— Start DATA PROVIDED —

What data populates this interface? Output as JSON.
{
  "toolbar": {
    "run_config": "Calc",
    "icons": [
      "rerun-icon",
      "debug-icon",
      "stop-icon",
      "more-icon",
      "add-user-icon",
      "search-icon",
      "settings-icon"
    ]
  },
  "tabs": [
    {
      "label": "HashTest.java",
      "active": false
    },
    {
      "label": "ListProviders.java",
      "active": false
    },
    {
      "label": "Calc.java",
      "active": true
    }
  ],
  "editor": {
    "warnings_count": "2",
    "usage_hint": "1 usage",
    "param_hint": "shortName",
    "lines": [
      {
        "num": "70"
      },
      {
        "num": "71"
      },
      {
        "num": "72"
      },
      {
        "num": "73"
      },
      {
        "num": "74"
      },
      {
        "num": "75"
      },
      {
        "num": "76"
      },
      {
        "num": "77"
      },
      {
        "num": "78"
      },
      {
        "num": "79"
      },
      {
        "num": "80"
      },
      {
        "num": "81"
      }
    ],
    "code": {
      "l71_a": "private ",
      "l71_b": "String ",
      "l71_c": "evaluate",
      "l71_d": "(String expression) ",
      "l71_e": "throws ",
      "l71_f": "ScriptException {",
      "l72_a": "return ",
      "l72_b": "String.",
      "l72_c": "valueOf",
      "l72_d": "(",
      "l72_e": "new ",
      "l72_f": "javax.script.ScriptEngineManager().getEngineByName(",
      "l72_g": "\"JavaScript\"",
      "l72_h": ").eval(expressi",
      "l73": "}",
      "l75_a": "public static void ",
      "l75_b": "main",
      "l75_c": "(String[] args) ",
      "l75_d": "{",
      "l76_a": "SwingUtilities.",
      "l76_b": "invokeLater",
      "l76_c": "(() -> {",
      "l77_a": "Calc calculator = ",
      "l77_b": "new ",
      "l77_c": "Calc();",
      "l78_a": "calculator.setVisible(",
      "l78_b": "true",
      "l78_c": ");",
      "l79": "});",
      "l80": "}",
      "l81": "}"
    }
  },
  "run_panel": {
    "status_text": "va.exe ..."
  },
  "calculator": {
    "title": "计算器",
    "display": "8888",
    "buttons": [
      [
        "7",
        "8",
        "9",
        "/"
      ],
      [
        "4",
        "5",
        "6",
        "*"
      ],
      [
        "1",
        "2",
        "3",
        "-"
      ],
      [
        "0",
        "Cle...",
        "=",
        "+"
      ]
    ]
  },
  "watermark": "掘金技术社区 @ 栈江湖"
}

— End DATA PROVIDED —

### BRIEF
Copy each line containing the word "calculator" from the data.

### REPLY
      "l77_a": "Calc calculator = ",
      "l78_a": "calculator.setVisible(",
  "calculator": {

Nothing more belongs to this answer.